* **STATED EXERCISE**
Copy out all lines of the records in which the word "Beam" appears.

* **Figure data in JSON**

::::::

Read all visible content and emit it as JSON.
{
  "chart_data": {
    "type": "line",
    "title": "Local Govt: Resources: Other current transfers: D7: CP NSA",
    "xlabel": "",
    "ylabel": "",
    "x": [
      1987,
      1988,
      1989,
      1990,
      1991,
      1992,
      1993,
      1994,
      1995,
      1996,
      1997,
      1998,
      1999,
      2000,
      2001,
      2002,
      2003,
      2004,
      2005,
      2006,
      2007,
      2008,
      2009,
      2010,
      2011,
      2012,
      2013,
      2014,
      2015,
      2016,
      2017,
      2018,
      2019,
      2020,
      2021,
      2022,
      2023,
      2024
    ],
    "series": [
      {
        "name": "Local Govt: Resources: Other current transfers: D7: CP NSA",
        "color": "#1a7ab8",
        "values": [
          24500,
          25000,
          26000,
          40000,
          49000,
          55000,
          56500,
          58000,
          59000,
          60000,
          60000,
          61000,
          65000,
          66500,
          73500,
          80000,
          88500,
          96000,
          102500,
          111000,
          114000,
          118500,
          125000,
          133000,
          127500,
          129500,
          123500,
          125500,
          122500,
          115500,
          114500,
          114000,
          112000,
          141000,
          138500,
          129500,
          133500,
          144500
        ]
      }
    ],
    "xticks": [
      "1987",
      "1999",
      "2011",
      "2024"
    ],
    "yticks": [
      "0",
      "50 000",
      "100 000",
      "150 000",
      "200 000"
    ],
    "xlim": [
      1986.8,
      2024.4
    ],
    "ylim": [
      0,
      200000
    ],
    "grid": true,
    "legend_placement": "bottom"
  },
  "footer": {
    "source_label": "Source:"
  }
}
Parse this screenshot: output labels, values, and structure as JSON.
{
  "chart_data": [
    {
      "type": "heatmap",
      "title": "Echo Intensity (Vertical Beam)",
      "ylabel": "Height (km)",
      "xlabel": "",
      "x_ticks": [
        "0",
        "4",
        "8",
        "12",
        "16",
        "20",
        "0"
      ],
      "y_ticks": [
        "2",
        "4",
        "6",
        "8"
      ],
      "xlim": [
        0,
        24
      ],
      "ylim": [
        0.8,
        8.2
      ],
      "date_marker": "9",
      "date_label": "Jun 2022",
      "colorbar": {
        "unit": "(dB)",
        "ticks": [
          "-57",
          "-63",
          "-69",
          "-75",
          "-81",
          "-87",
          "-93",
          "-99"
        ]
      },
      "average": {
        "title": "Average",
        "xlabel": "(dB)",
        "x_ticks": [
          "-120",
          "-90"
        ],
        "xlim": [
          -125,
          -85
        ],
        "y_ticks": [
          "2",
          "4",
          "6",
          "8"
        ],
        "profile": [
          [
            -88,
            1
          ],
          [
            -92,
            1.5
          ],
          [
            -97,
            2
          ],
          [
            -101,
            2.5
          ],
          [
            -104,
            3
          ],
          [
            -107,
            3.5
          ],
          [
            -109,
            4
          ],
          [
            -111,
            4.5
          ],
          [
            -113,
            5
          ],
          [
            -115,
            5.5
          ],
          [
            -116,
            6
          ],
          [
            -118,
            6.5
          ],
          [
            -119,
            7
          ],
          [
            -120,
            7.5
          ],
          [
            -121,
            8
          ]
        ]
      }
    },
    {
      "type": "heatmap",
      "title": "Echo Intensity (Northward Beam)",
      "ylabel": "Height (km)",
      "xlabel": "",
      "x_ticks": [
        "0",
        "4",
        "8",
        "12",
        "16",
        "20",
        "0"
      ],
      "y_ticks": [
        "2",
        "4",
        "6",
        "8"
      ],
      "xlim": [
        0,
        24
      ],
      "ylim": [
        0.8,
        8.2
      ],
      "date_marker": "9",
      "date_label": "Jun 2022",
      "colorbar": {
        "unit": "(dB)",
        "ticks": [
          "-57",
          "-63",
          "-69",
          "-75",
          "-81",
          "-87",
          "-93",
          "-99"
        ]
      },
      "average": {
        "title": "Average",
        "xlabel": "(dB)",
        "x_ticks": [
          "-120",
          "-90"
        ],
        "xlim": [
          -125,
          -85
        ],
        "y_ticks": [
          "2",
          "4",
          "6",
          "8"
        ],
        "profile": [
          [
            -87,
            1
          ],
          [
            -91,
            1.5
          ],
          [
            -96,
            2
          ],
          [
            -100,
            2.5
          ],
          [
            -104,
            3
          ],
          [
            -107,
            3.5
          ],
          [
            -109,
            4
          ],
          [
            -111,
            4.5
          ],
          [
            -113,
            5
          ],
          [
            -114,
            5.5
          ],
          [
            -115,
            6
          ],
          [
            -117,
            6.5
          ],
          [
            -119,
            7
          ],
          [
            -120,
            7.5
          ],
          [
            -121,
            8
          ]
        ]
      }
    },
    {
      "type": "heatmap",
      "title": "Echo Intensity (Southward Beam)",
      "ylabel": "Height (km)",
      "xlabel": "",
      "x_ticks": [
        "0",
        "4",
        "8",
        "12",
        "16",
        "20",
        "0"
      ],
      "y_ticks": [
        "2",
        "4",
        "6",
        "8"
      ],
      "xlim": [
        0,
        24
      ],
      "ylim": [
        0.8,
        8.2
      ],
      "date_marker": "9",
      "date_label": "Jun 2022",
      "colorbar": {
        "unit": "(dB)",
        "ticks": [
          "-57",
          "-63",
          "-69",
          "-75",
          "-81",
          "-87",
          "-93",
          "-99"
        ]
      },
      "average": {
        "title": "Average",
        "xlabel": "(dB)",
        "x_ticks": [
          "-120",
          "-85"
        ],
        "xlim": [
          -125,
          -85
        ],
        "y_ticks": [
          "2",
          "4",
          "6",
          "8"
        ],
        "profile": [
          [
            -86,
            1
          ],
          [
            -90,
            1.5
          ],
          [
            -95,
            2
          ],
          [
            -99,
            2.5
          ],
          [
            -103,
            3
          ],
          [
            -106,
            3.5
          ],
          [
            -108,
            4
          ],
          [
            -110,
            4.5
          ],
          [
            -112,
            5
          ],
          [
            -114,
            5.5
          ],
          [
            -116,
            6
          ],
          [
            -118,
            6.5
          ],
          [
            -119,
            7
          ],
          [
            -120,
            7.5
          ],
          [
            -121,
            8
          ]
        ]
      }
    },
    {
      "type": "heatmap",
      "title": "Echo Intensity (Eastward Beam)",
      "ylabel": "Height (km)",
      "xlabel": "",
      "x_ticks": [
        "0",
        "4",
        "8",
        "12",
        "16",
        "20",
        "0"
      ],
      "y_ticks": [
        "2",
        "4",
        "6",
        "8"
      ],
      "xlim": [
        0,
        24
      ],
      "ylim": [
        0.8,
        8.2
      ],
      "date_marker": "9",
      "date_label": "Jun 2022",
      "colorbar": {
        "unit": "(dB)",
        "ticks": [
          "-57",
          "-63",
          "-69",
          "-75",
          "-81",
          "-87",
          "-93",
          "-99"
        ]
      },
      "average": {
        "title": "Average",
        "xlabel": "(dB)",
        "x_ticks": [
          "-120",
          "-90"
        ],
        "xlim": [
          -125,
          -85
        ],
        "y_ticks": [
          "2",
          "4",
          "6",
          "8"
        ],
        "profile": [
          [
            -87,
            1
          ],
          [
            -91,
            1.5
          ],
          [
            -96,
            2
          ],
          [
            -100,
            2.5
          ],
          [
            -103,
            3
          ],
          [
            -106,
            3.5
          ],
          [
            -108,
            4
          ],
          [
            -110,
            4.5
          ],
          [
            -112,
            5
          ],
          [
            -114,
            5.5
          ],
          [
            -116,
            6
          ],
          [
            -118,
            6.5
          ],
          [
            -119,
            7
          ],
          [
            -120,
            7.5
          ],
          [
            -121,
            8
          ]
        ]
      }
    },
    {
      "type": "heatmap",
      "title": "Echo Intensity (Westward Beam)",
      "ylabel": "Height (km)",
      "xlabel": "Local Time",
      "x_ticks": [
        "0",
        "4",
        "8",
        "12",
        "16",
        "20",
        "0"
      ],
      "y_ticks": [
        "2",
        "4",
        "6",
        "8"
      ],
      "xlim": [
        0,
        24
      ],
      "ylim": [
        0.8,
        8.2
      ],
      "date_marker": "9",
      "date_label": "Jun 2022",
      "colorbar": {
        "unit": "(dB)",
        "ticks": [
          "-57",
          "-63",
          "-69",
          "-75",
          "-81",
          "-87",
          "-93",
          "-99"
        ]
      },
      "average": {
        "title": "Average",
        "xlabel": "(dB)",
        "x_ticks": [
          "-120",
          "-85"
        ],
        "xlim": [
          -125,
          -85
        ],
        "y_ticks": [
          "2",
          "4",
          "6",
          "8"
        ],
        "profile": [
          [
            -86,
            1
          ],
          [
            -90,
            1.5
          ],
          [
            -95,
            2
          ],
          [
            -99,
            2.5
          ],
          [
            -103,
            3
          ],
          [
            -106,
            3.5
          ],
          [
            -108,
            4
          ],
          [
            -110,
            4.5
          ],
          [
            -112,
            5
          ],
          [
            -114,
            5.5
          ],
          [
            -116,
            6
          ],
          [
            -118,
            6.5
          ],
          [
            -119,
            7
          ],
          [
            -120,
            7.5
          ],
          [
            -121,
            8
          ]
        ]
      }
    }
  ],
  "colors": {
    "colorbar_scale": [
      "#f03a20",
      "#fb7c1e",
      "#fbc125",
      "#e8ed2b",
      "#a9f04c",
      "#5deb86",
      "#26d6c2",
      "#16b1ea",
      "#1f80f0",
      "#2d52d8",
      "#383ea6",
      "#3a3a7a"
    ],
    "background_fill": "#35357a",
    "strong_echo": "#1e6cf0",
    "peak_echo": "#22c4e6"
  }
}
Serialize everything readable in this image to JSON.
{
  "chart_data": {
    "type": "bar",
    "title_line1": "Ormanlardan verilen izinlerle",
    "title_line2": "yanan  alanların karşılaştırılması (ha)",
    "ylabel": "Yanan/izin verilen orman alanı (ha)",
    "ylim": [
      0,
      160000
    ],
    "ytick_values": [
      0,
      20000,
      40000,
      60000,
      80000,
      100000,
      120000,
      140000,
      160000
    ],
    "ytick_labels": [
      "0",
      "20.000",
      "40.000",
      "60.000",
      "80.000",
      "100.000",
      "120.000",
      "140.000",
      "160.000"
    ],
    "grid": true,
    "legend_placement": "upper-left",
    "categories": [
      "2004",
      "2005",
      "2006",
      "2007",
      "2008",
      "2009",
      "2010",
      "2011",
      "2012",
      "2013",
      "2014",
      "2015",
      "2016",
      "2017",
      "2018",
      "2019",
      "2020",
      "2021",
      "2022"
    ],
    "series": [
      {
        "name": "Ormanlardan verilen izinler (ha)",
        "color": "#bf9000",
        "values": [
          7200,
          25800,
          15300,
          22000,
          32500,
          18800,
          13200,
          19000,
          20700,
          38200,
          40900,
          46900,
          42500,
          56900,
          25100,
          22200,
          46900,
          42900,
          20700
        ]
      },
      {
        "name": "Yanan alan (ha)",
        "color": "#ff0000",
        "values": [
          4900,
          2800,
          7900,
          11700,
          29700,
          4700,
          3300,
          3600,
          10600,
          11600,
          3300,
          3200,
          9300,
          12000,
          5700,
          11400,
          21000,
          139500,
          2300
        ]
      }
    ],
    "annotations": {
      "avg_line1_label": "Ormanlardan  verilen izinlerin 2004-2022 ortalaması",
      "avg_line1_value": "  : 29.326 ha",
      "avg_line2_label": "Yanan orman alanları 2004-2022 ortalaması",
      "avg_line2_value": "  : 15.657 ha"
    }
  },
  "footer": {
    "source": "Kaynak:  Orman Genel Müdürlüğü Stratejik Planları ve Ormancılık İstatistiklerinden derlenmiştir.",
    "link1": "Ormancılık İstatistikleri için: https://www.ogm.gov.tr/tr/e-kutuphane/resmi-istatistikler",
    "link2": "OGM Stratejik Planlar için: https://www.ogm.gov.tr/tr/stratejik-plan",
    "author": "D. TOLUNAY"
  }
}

::::::

* **WRITTEN RESPONSE**
      "title": "Echo Intensity (Vertical Beam)",
      "title": "Echo Intensity (Northward Beam)",
      "title": "Echo Intensity (Southward Beam)",
      "title": "Echo Intensity (Eastward Beam)",
      "title": "Echo Intensity (Westward Beam)",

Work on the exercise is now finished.